=== EXCERPTED PASSAGE ===
- Opening Delimiter -

Recurrent Clostridium difficile infection (rCDI) requiring rehospitalization contributes to poor outcomes, which may differ between patients hospitalized with versus for it.

We performed a multicenter retrospective cohort study of rehospitalized adults surviving initial CDI hospitalization. Hospital mortality, length of stay (LOS), 30-day readmission, and mean gap between hospital costs and Diagnosis Related Group (DRG) reimbursement served as outcomes.

Among the 25.7% (n = 99,175) survivors requiring rehospitalization, 36,504 (36.8%) had rCDI (14,005 [38.4%] principal diagnosis rCDI [PrCDI]). Compared with non-CDI, PrCDI, and secondary diagnosis rCDI [SrCDI] carried lower risk of death (PrCDI odds ratio [OR] 0.52; 95% confidence interval [CI] 0.46, 0.58; SrCDI OR 0.80; 95% CI 0.75, 0.85) and 30-day readmission (PrCDI OR 0.84; 95% CI 0.80, 0.88; SrCDI OR 0.97; 95% CI 0.94, 1.01), and excess LOS (PrCDI 1.8 days; 95% CI 1.7, 2.0; SrCDI 1.4 days; 95% CI 1.3, 1.5), and costs (PrCDI $1399; 95% CI $858, $1939; SrCDI $2809; 95% CI $2307, $3311). Mean gap between hospital costs and DRG reimbursements was highest in SrCDI ($13,803).

A rehospitalization within 60-days of an initial CDI hospitalization occurs in approximately 25% of all survivors, 1/3 with rCDI. SrCDI carries worse outcomes than PrCDI. The potential loss of revenue incurred by the hospital is nearly 3-fold higher for SrCDI than PrCDI.

- Closing Delimiter -

=== ENTRIES SHOWN ===

- Opening Delimiter -

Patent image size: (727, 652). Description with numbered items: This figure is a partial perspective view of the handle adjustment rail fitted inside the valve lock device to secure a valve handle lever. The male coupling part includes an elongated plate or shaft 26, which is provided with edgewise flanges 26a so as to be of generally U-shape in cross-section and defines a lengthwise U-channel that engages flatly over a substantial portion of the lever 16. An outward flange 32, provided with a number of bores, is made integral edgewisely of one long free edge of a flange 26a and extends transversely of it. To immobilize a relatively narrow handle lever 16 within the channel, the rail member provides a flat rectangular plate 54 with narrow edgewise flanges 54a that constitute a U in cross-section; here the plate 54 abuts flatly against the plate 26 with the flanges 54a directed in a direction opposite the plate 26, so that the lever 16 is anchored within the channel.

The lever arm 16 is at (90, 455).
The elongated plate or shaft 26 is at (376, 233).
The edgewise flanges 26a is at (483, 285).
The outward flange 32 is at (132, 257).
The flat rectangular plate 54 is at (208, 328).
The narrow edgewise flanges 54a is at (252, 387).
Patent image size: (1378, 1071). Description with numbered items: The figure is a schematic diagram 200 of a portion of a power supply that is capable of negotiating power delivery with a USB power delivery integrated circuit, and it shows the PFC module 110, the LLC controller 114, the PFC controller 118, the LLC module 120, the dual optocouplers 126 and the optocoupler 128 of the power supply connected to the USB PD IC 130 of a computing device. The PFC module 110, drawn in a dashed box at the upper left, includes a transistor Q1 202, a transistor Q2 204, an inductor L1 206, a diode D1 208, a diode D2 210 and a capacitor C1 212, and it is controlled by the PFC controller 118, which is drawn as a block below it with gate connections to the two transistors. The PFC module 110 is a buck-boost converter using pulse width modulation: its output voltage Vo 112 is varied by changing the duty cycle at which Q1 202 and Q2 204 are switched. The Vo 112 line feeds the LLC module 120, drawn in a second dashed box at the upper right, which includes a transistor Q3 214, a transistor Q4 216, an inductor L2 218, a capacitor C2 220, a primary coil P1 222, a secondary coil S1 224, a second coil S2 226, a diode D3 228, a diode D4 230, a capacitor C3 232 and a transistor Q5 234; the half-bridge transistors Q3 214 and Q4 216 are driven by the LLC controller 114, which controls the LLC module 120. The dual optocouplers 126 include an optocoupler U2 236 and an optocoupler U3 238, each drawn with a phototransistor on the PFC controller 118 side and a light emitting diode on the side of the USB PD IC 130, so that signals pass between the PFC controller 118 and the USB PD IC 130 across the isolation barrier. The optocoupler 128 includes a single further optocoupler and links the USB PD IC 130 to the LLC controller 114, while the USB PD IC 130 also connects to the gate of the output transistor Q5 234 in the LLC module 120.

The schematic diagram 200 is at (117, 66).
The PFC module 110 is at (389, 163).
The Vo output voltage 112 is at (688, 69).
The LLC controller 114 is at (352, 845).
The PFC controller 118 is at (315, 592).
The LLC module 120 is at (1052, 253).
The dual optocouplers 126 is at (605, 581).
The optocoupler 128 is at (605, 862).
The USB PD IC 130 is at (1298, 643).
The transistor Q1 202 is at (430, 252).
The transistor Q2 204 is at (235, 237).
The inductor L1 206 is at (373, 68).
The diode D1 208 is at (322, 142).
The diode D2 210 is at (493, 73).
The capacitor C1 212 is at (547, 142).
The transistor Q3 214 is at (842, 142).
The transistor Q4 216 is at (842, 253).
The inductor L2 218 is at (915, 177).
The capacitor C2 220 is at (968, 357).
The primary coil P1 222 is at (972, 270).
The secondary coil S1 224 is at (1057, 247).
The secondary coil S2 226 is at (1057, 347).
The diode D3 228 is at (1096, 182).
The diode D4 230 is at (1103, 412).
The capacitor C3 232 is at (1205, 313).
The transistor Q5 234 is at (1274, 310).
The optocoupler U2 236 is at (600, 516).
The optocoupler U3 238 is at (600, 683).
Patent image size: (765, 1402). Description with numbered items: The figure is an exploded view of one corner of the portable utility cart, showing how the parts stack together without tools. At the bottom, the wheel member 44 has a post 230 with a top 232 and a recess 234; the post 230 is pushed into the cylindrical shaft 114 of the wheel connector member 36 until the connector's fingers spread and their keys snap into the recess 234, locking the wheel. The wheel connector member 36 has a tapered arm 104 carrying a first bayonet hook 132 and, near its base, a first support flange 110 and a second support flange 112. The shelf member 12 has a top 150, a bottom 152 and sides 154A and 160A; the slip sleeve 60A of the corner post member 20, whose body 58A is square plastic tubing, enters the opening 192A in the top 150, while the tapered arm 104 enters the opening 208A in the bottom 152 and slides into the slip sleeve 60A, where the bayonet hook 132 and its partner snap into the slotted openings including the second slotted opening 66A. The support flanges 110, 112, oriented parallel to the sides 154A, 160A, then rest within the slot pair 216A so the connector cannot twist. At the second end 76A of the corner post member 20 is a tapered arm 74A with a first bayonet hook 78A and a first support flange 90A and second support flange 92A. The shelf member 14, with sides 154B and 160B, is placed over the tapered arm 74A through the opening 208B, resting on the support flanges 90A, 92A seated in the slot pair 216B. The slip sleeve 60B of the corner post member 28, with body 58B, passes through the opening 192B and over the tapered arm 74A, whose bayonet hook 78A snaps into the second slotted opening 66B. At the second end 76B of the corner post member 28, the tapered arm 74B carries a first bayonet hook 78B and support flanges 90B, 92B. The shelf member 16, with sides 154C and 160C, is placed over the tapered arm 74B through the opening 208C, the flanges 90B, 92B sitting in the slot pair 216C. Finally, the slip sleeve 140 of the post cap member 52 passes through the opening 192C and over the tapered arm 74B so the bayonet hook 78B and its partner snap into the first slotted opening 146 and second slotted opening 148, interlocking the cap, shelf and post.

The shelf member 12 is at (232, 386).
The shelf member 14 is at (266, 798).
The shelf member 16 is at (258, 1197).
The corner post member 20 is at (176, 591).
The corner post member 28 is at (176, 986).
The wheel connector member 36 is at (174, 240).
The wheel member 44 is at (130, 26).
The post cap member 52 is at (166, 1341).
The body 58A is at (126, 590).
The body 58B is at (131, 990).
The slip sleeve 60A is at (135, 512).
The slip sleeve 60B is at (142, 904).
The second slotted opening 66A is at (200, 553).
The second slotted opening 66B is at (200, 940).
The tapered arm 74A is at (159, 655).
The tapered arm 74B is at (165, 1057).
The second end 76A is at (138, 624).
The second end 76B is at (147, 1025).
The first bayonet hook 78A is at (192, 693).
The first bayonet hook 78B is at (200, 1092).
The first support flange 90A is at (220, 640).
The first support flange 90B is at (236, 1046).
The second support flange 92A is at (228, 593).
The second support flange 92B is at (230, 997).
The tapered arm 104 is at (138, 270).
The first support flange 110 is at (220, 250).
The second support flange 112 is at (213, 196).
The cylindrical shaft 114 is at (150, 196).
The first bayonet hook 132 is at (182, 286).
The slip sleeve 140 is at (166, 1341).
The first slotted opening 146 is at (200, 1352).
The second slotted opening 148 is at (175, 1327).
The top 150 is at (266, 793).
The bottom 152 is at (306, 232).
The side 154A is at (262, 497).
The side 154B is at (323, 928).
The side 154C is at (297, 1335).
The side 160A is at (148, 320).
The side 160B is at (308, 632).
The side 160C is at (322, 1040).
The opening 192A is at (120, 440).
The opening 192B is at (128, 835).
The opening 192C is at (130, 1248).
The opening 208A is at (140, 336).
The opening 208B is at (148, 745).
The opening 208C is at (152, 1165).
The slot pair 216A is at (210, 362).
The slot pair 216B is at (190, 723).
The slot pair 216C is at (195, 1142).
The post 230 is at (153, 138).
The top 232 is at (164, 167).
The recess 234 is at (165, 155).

- Closing Delimiter -

=== TASK INSTRUCTIONS ===
A) Name every outcome measure the abstract on recurrent Clostridium difficile infection says the study used.
B) In the abstract on recurrent Clostridium difficile infection, which group had the highest mean gap between hospital costs and DRG reimbursements, and what was that gap?
Rely only on the abstract, not on the entries.

=== ANSWERS TO THE EXERCISES ===
A) Hospital mortality, length of stay (LOS), 30-day readmission, and mean gap between hospital costs and Diagnosis Related Group (DRG) reimbursement.

B) Secondary diagnosis rCDI (SrCDI), at $13,803.